- Brief
The records below must be copied in full; omit the images.

-- Start Data shown --

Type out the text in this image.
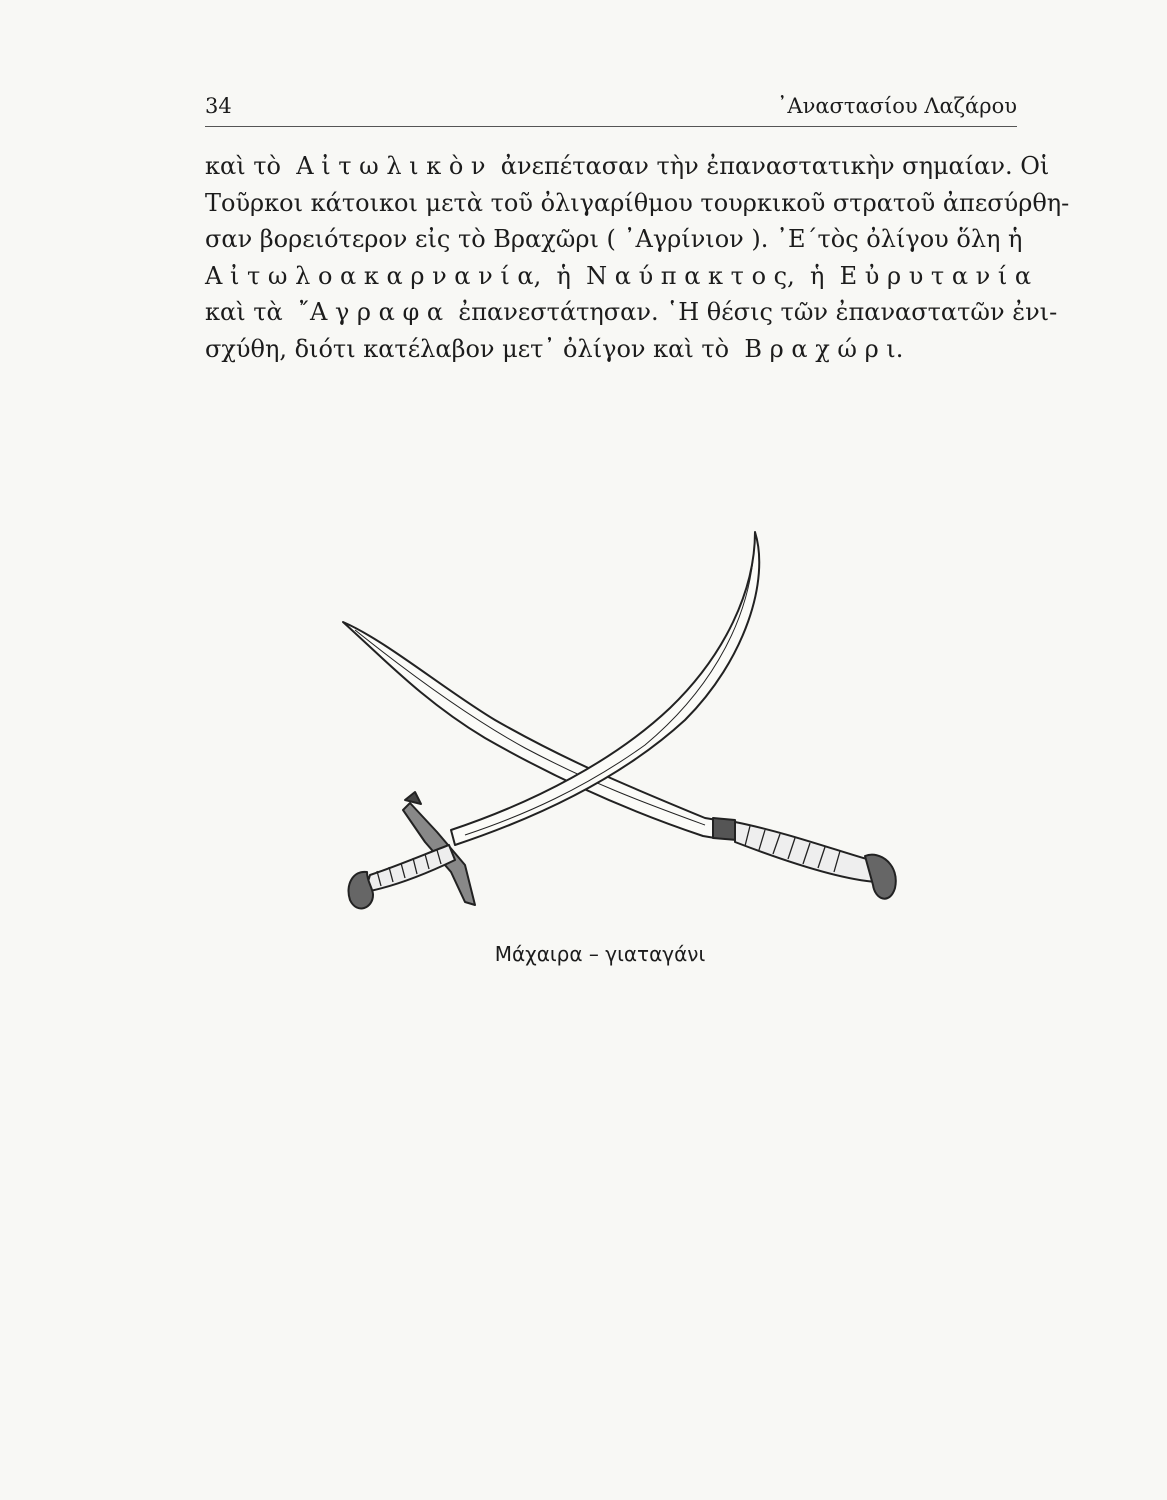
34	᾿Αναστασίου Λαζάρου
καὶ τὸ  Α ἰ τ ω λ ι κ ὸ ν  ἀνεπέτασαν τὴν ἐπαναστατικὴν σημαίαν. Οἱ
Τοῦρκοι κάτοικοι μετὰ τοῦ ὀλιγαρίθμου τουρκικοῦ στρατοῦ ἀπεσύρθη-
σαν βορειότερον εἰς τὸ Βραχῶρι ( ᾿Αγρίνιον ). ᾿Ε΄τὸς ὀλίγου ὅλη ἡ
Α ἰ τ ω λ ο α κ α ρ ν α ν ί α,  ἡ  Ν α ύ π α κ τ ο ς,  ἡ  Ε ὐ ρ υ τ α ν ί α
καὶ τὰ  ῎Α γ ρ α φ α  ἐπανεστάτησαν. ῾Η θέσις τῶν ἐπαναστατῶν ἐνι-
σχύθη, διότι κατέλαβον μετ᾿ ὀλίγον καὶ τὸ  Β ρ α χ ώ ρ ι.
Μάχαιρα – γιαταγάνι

-- End Data shown --

- The response
Type out the text in this image.
34	᾿Αναστασίου Λαζάρου
καὶ τὸ  Α ἰ τ ω λ ι κ ὸ ν  ἀνεπέτασαν τὴν ἐπαναστατικὴν σημαίαν. Οἱ
Τοῦρκοι κάτοικοι μετὰ τοῦ ὀλιγαρίθμου τουρκικοῦ στρατοῦ ἀπεσύρθη-
σαν βορειότερον εἰς τὸ Βραχῶρι ( ᾿Αγρίνιον ). ᾿Ε΄τὸς ὀλίγου ὅλη ἡ
Α ἰ τ ω λ ο α κ α ρ ν α ν ί α,  ἡ  Ν α ύ π α κ τ ο ς,  ἡ  Ε ὐ ρ υ τ α ν ί α
καὶ τὰ  ῎Α γ ρ α φ α  ἐπανεστάτησαν. ῾Η θέσις τῶν ἐπαναστατῶν ἐνι-
σχύθη, διότι κατέλαβον μετ᾿ ὀλίγον καὶ τὸ  Β ρ α χ ώ ρ ι.
Μάχαιρα – γιαταγάνι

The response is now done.